You are viewing a plain text version of this content. The canonical link for it is here.
Posted to c-dev@xerces.apache.org by David Hoffer <da...@iserv.net> on 2002/11/23 01:04:24 UTC

DOM search optimization questions

I have the following DOM structure.  My application has to make repeated
requests to find the Label element value for each Patch element in a Side
element.  I may have up to 2000 Patches per Side.  All my application knows
is the Side Index and the RowIndex & ColIndex.  Because these are
attributes, I am getting a list of Patch elements and then for each Patch, I
get the list of attributes and then I read each attribute value to see if it
matches the one I am looking for.

# # # # # # #

**Problem to work on**: Copy out the whole DOM search post above, word for word.

# # # # # # #

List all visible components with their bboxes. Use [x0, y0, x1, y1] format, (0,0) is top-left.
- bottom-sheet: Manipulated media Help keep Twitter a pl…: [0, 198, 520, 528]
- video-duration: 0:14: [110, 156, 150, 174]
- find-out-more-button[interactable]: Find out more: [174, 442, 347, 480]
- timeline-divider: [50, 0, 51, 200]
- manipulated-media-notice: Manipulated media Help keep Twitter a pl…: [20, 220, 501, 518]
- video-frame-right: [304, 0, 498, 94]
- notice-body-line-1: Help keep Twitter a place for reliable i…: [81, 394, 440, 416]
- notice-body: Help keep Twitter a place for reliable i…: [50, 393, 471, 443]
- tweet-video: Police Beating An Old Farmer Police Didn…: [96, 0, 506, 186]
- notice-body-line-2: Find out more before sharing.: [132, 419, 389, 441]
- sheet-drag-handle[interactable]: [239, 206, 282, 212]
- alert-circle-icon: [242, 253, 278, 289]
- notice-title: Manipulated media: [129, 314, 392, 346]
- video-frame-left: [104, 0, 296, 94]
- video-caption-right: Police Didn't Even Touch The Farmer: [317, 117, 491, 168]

# # # # # # #

**Problem solution**:
You are viewing a plain text version of this content. The canonical link for it is here.
Posted to c-dev@xerces.apache.org by David Hoffer <da...@iserv.net> on 2002/11/23 01:04:24 UTC

DOM search optimization questions

I have the following DOM structure.  My application has to make repeated
requests to find the Label element value for each Patch element in a Side
element.  I may have up to 2000 Patches per Side.  All my application knows
is the Side Index and the RowIndex & ColIndex.  Because these are
attributes, I am getting a list of Patch elements and then for each Patch, I
get the list of attributes and then I read each attribute value to see if it
matches the one I am looking for.